What is being asked
Print the entries in full, word for word, but not the pictures.

Recorded data
***

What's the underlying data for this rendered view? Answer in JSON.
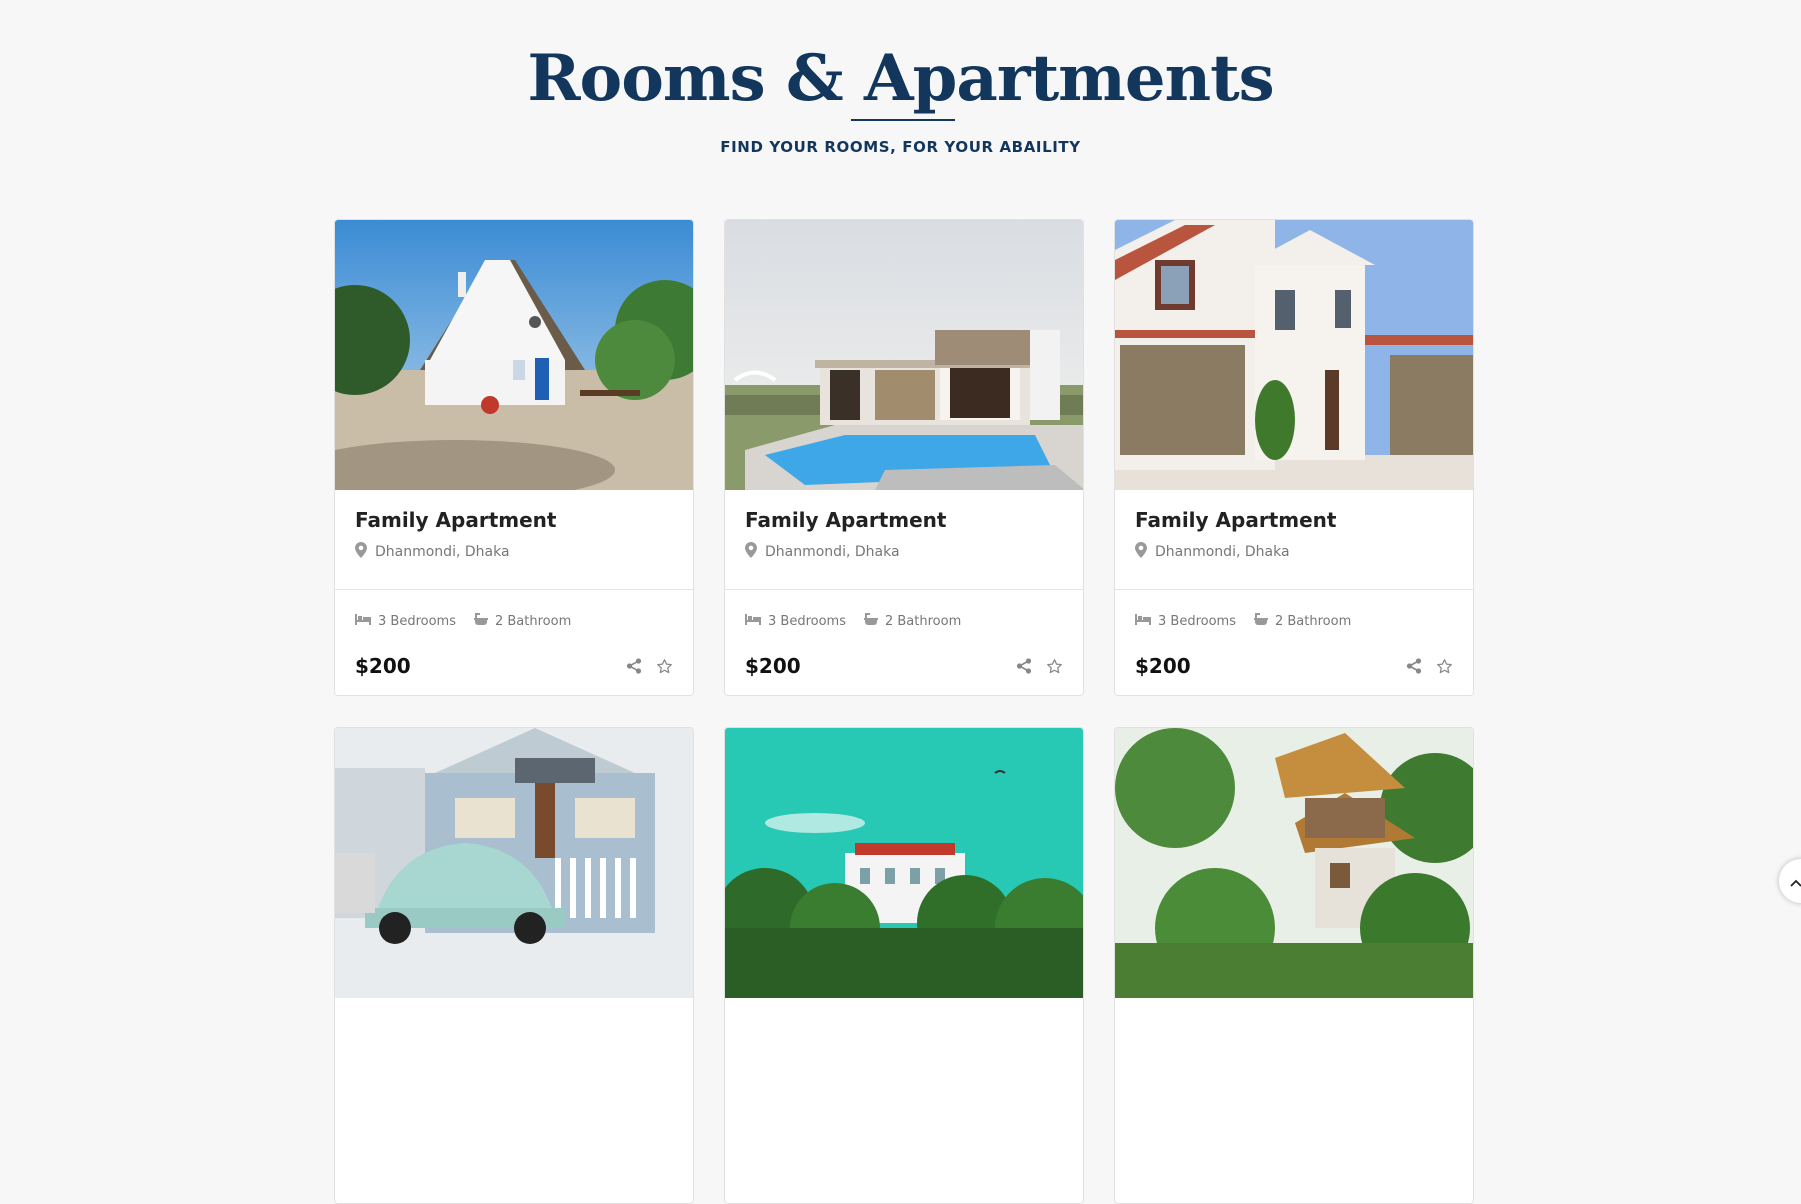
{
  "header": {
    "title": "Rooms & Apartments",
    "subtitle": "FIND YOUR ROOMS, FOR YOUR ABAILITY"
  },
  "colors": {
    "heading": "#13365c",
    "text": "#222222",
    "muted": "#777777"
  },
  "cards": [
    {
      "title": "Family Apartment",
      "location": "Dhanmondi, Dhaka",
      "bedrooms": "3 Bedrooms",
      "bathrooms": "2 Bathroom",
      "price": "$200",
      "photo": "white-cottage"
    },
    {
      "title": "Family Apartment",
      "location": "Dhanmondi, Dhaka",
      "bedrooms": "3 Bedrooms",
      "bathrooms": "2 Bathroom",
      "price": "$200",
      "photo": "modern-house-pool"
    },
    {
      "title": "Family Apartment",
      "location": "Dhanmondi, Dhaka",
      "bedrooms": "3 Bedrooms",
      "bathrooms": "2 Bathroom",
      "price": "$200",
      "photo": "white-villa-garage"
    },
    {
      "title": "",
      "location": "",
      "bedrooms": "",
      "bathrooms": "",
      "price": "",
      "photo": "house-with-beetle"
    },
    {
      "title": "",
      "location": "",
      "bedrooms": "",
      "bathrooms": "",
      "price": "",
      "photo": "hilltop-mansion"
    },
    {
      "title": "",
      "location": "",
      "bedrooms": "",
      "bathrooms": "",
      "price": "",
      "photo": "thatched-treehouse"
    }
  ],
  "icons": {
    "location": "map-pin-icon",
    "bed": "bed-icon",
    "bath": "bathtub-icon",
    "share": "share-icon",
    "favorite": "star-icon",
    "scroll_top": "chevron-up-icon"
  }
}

***

Correct output
What's the underlying data for this rendered view? Answer in JSON.
{
  "header": {
    "title": "Rooms & Apartments",
    "subtitle": "FIND YOUR ROOMS, FOR YOUR ABAILITY"
  },
  "colors": {
    "heading": "#13365c",
    "text": "#222222",
    "muted": "#777777"
  },
  "cards": [
    {
      "title": "Family Apartment",
      "location": "Dhanmondi, Dhaka",
      "bedrooms": "3 Bedrooms",
      "bathrooms": "2 Bathroom",
      "price": "$200",
      "photo": "white-cottage"
    },
    {
      "title": "Family Apartment",
      "location": "Dhanmondi, Dhaka",
      "bedrooms": "3 Bedrooms",
      "bathrooms": "2 Bathroom",
      "price": "$200",
      "photo": "modern-house-pool"
    },
    {
      "title": "Family Apartment",
      "location": "Dhanmondi, Dhaka",
      "bedrooms": "3 Bedrooms",
      "bathrooms": "2 Bathroom",
      "price": "$200",
      "photo": "white-villa-garage"
    },
    {
      "title": "",
      "location": "",
      "bedrooms": "",
      "bathrooms": "",
      "price": "",
      "photo": "house-with-beetle"
    },
    {
      "title": "",
      "location": "",
      "bedrooms": "",
      "bathrooms": "",
      "price": "",
      "photo": "hilltop-mansion"
    },
    {
      "title": "",
      "location": "",
      "bedrooms": "",
      "bathrooms": "",
      "price": "",
      "photo": "thatched-treehouse"
    }
  ],
  "icons": {
    "location": "map-pin-icon",
    "bed": "bed-icon",
    "bath": "bathtub-icon",
    "share": "share-icon",
    "favorite": "star-icon",
    "scroll_top": "chevron-up-icon"
  }
}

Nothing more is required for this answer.